EXERCISE GOAL
Collect each line holding the string "about".

[Records from a dataset]
++++

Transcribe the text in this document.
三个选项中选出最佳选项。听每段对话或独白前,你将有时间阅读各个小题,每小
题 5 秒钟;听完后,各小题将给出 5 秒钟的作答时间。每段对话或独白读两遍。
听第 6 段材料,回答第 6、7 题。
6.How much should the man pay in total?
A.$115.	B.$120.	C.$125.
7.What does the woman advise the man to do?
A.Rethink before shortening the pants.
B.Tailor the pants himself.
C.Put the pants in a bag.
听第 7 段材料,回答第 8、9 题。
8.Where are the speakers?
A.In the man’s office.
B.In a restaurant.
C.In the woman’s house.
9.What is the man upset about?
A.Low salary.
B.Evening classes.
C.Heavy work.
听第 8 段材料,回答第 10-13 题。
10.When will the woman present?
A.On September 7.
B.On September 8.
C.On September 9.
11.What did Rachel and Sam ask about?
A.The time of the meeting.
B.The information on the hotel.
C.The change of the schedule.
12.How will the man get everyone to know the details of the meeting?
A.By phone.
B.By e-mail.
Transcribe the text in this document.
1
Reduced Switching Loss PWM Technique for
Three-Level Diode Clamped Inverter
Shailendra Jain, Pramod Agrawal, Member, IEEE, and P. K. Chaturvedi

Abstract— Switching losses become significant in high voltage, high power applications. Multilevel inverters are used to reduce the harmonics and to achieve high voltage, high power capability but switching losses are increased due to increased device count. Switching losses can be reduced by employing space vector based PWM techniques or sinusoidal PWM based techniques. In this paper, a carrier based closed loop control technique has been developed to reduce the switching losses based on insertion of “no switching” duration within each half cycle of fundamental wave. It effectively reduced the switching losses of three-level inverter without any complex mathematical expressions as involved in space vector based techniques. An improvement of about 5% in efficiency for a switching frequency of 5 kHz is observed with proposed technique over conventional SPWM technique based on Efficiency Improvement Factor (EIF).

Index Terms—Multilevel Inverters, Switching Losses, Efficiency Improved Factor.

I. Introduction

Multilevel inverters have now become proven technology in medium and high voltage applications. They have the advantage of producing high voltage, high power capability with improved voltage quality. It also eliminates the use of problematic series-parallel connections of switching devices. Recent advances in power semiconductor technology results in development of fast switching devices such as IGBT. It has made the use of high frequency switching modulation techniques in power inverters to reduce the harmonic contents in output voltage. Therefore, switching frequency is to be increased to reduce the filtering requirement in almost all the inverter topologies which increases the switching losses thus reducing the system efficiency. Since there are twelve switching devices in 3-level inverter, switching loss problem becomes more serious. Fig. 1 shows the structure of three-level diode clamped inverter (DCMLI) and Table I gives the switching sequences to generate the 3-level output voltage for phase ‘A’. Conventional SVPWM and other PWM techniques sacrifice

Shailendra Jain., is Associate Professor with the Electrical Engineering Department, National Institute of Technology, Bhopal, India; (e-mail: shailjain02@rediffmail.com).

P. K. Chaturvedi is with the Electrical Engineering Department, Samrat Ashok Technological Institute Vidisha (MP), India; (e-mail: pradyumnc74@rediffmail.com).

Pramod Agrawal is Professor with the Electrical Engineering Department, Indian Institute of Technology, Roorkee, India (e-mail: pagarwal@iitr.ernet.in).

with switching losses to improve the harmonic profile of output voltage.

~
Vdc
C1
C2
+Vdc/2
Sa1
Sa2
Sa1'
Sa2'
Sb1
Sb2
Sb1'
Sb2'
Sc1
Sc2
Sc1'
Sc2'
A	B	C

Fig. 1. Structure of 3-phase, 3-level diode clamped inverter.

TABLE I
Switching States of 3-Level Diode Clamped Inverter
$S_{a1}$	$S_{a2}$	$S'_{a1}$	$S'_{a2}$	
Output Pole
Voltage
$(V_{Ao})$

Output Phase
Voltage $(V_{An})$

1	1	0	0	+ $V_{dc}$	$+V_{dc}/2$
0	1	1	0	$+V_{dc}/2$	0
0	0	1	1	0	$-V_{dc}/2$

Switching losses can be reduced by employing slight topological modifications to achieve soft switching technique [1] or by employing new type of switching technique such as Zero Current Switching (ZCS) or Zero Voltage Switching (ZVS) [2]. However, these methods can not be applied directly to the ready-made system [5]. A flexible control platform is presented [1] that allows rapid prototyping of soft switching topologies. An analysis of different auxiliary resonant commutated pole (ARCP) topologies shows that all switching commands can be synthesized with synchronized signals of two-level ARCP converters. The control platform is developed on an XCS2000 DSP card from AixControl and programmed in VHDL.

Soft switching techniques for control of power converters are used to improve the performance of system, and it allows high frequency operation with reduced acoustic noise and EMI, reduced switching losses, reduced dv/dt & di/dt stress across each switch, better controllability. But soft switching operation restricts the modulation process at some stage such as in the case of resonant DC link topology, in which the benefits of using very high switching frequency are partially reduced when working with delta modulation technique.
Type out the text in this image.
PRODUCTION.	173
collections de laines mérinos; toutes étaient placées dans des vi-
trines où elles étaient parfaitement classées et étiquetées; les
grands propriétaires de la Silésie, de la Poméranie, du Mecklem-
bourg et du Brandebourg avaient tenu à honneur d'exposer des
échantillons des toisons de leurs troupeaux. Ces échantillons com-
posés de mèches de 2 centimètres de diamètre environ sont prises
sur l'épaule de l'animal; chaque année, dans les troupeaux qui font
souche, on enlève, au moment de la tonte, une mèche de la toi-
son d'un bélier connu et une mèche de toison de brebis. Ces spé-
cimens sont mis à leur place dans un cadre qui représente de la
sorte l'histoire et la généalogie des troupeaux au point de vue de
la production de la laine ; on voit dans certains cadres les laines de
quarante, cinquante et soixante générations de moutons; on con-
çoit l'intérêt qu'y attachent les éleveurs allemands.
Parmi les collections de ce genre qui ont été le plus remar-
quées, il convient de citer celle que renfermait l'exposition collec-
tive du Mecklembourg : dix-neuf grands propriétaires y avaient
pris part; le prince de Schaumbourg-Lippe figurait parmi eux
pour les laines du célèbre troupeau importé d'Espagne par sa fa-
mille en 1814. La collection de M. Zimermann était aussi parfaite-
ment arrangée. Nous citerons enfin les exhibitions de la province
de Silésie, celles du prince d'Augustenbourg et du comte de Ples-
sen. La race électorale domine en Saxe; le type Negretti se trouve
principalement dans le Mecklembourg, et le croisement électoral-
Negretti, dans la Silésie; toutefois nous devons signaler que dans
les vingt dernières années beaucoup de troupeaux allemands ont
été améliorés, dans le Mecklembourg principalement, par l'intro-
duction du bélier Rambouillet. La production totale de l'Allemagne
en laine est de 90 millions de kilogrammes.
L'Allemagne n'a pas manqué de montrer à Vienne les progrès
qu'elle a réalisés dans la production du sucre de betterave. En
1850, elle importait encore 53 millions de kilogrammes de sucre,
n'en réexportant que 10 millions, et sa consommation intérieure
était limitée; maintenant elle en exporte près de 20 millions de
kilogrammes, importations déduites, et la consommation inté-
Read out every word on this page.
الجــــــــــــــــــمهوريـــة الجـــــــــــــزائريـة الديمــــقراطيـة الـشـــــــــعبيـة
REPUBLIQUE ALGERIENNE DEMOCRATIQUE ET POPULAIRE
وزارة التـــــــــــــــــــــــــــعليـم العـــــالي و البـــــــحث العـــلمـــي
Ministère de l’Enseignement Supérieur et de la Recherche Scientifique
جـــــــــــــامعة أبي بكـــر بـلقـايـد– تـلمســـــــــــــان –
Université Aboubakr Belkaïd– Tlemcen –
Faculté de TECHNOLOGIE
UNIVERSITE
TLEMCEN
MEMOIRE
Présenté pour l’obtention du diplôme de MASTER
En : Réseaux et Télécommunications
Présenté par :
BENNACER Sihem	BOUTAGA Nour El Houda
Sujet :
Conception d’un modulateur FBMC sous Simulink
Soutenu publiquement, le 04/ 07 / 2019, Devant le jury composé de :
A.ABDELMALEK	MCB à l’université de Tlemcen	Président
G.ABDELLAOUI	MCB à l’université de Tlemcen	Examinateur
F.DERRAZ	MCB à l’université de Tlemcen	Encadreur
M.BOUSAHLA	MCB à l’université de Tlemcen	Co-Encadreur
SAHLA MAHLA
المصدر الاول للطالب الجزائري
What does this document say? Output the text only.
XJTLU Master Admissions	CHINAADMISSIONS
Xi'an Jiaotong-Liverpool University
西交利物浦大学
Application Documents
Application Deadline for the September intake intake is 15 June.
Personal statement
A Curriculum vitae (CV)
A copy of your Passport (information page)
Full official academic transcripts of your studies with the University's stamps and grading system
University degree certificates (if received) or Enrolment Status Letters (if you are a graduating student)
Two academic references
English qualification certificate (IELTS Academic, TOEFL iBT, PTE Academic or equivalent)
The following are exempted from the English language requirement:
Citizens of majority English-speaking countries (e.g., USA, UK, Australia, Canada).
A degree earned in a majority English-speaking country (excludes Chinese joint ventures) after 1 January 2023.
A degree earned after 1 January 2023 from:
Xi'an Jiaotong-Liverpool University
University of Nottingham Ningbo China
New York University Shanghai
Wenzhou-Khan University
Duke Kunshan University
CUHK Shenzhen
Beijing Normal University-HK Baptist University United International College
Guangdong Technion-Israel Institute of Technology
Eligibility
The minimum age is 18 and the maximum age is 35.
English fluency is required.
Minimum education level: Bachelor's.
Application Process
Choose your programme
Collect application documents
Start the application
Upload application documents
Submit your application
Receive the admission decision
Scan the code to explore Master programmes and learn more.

++++

TASK RESULT
9.What is the man upset about?
11.What did Rachel and Sam ask about?
Abstract— Switching losses become significant in high voltage, high power applications. Multilevel inverters are used to reduce the harmonics and to achieve high voltage, high power capability but switching losses are increased due to increased device count. Switching losses can be reduced by employing space vector based PWM techniques or sinusoidal PWM based techniques. In this paper, a carrier based closed loop control technique has been developed to reduce the switching losses based on insertion of “no switching” duration within each half cycle of fundamental wave. It effectively reduced the switching losses of three-level inverter without any complex mathematical expressions as involved in space vector based techniques. An improvement of about 5% in efficiency for a switching frequency of 5 kHz is observed with proposed technique over conventional SPWM technique based on Efficiency Improvement Factor (EIF).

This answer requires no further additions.